* _Required work_
Find each line with the string "Ireland" and report it.

Start of Records provided

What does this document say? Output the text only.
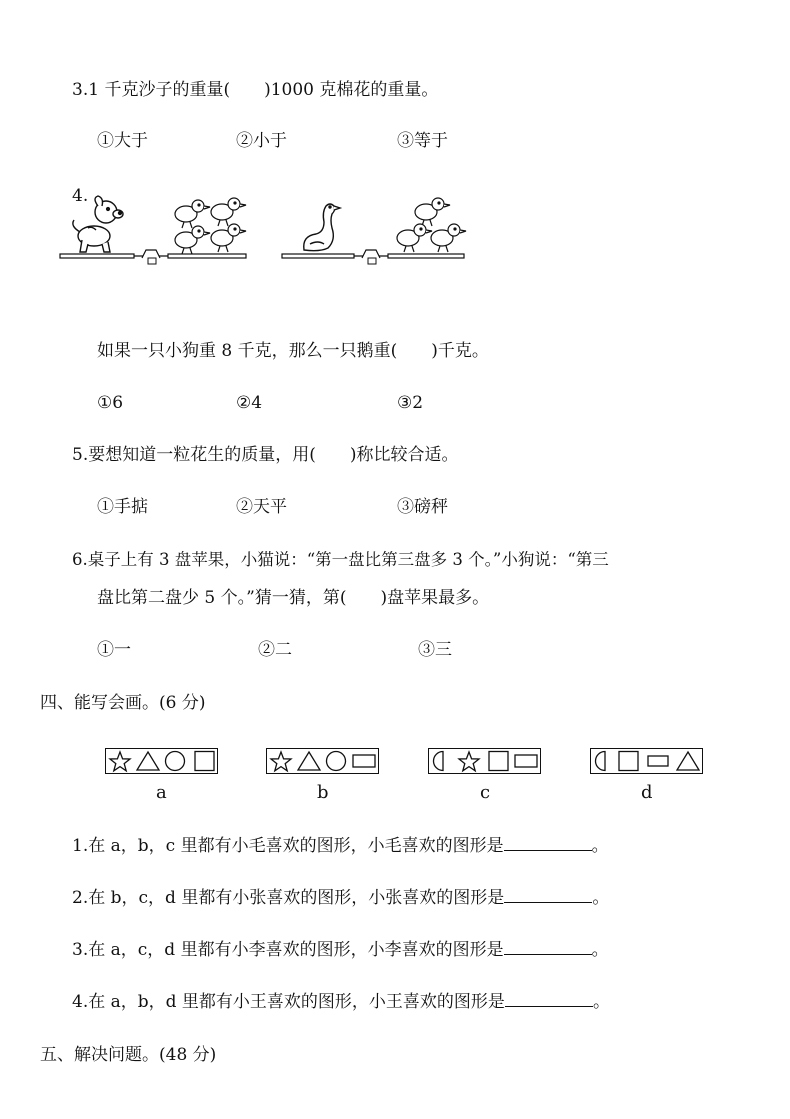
3.1 千克沙子的重量(　　)1000 克棉花的重量。
①大于	②小于	③等于
4.
如果一只小狗重 8 千克，那么一只鹅重(　　)千克。
①6	②4	③2
5.要想知道一粒花生的质量，用(　　)称比较合适。
①手掂	②天平	③磅秤
6.桌子上有 3 盘苹果，小猫说：“第一盘比第三盘多 3 个。”小狗说：“第三
盘比第二盘少 5 个。”猜一猜，第(　　)盘苹果最多。
①一	②二	③三
四、能写会画。(6 分)
a	b	c	d
1.在 a，b，c 里都有小毛喜欢的图形，小毛喜欢的图形是	。
2.在 b，c，d 里都有小张喜欢的图形，小张喜欢的图形是	。
3.在 a，c，d 里都有小李喜欢的图形，小李喜欢的图形是	。
4.在 a，b，d 里都有小王喜欢的图形，小王喜欢的图形是	。
五、解决问题。(48 分)
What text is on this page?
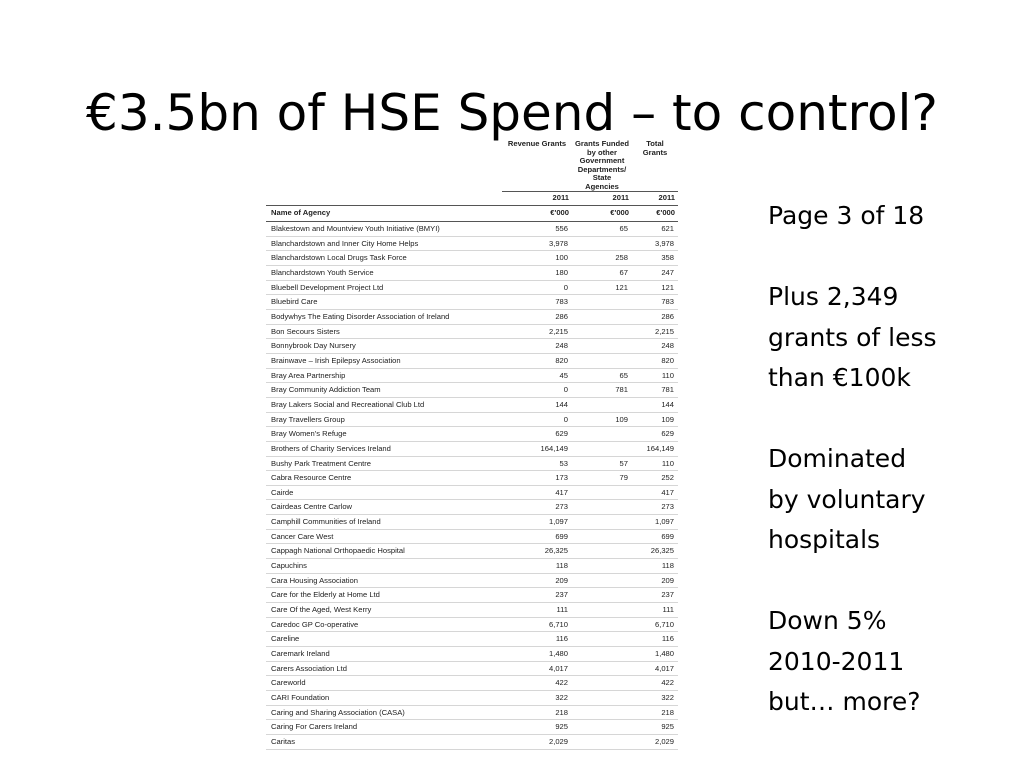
€3.5bn of HSE Spend – to control?
	Revenue Grants	Grants Funded by other Government Departments/ State Agencies	Total Grants
	2011	2011	2011
Name of Agency	€'000	€'000	€'000
Blakestown and Mountview Youth Initiative (BMYI)	556	65	621
Blanchardstown and Inner City Home Helps	3,978		3,978
Blanchardstown Local Drugs Task Force	100	258	358
Blanchardstown Youth Service	180	67	247
Bluebell Development Project Ltd	0	121	121
Bluebird Care	783		783
Bodywhys The Eating Disorder Association of Ireland	286		286
Bon Secours Sisters	2,215		2,215
Bonnybrook Day Nursery	248		248
Brainwave – Irish Epilepsy Association	820		820
Bray Area Partnership	45	65	110
Bray Community Addiction Team	0	781	781
Bray Lakers Social and Recreational Club Ltd	144		144
Bray Travellers Group	0	109	109
Bray Women's Refuge	629		629
Brothers of Charity Services Ireland	164,149		164,149
Bushy Park Treatment Centre	53	57	110
Cabra Resource Centre	173	79	252
Cairde	417		417
Cairdeas Centre Carlow	273		273
Camphill Communities of Ireland	1,097		1,097
Cancer Care West	699		699
Cappagh National Orthopaedic Hospital	26,325		26,325
Capuchins	118		118
Cara Housing Association	209		209
Care for the Elderly at Home Ltd	237		237
Care Of the Aged, West Kerry	111		111
Caredoc GP Co-operative	6,710		6,710
Careline	116		116
Caremark Ireland	1,480		1,480
Carers Association Ltd	4,017		4,017
Careworld	422		422
CARI Foundation	322		322
Caring and Sharing Association (CASA)	218		218
Caring For Carers Ireland	925		925
Caritas	2,029		2,029
Page 3 of 18
Plus 2,349
grants of less
than €100k
Dominated
by voluntary
hospitals
Down 5%
2010-2011
but… more?
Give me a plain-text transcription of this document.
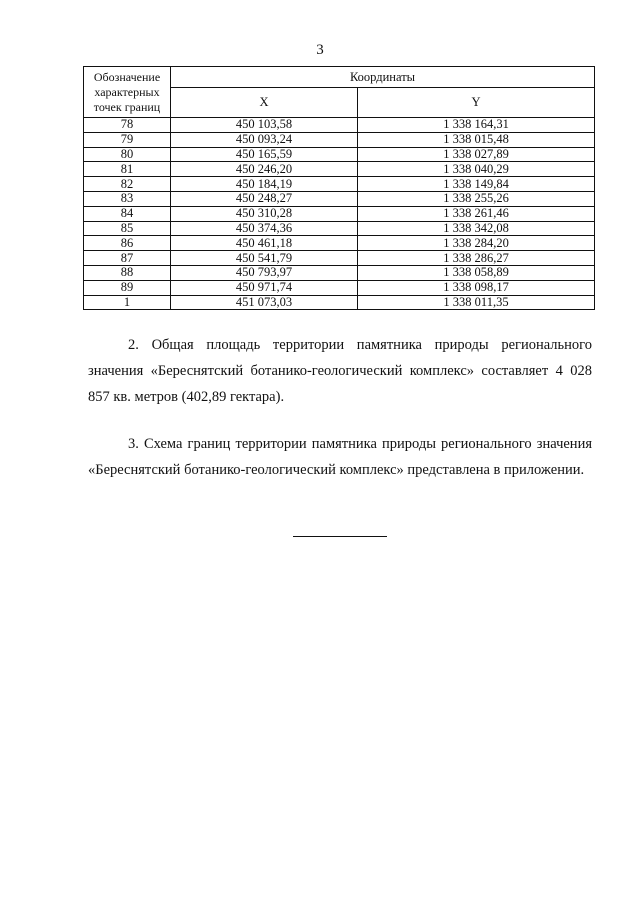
3
Обозначение характерных точек границ	Координаты	
	X	Y
78	450 103,58	1 338 164,31
79	450 093,24	1 338 015,48
80	450 165,59	1 338 027,89
81	450 246,20	1 338 040,29
82	450 184,19	1 338 149,84
83	450 248,27	1 338 255,26
84	450 310,28	1 338 261,46
85	450 374,36	1 338 342,08
86	450 461,18	1 338 284,20
87	450 541,79	1 338 286,27
88	450 793,97	1 338 058,89
89	450 971,74	1 338 098,17
1	451 073,03	1 338 011,35

2. Общая площадь территории памятника природы регионального значения «Береснятский ботанико-геологический комплекс» составляет 4 028 857 кв. метров (402,89 гектара).

3. Схема границ территории памятника природы регионального значения «Береснятский ботанико-геологический комплекс» представлена в приложении.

End of Records provided

* _Result of this exercise_
Bodywhys The Eating Disorder Association of Ireland	286		286
Brothers of Charity Services Ireland	164,149		164,149
Camphill Communities of Ireland	1,097		1,097
Caremark Ireland	1,480		1,480
Caring For Carers Ireland	925		925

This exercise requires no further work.